▶ **Working data**:

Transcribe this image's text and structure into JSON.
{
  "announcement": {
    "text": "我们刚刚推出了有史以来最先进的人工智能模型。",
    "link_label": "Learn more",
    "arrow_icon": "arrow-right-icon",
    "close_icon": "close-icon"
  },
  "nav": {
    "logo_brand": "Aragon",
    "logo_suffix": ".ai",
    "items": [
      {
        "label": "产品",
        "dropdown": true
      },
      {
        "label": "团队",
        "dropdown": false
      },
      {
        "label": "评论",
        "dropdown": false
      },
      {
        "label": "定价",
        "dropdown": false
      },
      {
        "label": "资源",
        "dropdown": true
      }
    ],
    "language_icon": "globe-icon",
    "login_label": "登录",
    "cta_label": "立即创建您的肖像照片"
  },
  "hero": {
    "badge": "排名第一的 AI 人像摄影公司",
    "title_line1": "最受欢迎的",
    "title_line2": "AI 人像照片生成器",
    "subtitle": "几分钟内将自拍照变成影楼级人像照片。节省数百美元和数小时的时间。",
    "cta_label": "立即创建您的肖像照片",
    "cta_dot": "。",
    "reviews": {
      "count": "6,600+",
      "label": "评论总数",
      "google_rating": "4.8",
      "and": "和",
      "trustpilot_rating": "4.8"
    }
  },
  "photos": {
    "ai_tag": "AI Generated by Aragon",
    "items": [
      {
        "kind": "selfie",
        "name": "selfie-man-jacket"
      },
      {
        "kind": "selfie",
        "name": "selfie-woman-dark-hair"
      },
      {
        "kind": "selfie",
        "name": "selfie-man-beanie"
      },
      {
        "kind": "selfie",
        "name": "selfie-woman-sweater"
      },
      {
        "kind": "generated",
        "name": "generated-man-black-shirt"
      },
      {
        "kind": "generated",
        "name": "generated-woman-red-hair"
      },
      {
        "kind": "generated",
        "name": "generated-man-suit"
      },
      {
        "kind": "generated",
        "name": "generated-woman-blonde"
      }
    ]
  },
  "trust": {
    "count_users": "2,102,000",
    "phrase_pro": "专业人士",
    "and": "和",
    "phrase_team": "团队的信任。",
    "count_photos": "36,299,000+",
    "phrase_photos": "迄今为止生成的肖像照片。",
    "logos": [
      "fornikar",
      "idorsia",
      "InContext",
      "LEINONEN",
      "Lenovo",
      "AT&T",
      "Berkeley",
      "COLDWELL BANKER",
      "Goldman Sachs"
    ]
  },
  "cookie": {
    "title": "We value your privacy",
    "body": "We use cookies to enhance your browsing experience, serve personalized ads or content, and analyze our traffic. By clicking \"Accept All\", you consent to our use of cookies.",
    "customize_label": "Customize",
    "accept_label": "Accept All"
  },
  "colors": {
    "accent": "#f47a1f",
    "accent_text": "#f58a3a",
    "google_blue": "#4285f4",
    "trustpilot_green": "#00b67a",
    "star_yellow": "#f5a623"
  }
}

▶ **Requirement**:
Reproduce the records above exactly.

▶ **Exercise output**:
Transcribe this image's text and structure into JSON.
{
  "announcement": {
    "text": "我们刚刚推出了有史以来最先进的人工智能模型。",
    "link_label": "Learn more",
    "arrow_icon": "arrow-right-icon",
    "close_icon": "close-icon"
  },
  "nav": {
    "logo_brand": "Aragon",
    "logo_suffix": ".ai",
    "items": [
      {
        "label": "产品",
        "dropdown": true
      },
      {
        "label": "团队",
        "dropdown": false
      },
      {
        "label": "评论",
        "dropdown": false
      },
      {
        "label": "定价",
        "dropdown": false
      },
      {
        "label": "资源",
        "dropdown": true
      }
    ],
    "language_icon": "globe-icon",
    "login_label": "登录",
    "cta_label": "立即创建您的肖像照片"
  },
  "hero": {
    "badge": "排名第一的 AI 人像摄影公司",
    "title_line1": "最受欢迎的",
    "title_line2": "AI 人像照片生成器",
    "subtitle": "几分钟内将自拍照变成影楼级人像照片。节省数百美元和数小时的时间。",
    "cta_label": "立即创建您的肖像照片",
    "cta_dot": "。",
    "reviews": {
      "count": "6,600+",
      "label": "评论总数",
      "google_rating": "4.8",
      "and": "和",
      "trustpilot_rating": "4.8"
    }
  },
  "photos": {
    "ai_tag": "AI Generated by Aragon",
    "items": [
      {
        "kind": "selfie",
        "name": "selfie-man-jacket"
      },
      {
        "kind": "selfie",
        "name": "selfie-woman-dark-hair"
      },
      {
        "kind": "selfie",
        "name": "selfie-man-beanie"
      },
      {
        "kind": "selfie",
        "name": "selfie-woman-sweater"
      },
      {
        "kind": "generated",
        "name": "generated-man-black-shirt"
      },
      {
        "kind": "generated",
        "name": "generated-woman-red-hair"
      },
      {
        "kind": "generated",
        "name": "generated-man-suit"
      },
      {
        "kind": "generated",
        "name": "generated-woman-blonde"
      }
    ]
  },
  "trust": {
    "count_users": "2,102,000",
    "phrase_pro": "专业人士",
    "and": "和",
    "phrase_team": "团队的信任。",
    "count_photos": "36,299,000+",
    "phrase_photos": "迄今为止生成的肖像照片。",
    "logos": [
      "fornikar",
      "idorsia",
      "InContext",
      "LEINONEN",
      "Lenovo",
      "AT&T",
      "Berkeley",
      "COLDWELL BANKER",
      "Goldman Sachs"
    ]
  },
  "cookie": {
    "title": "We value your privacy",
    "body": "We use cookies to enhance your browsing experience, serve personalized ads or content, and analyze our traffic. By clicking \"Accept All\", you consent to our use of cookies.",
    "customize_label": "Customize",
    "accept_label": "Accept All"
  },
  "colors": {
    "accent": "#f47a1f",
    "accent_text": "#f58a3a",
    "google_blue": "#4285f4",
    "trustpilot_green": "#00b67a",
    "star_yellow": "#f5a623"
  }
}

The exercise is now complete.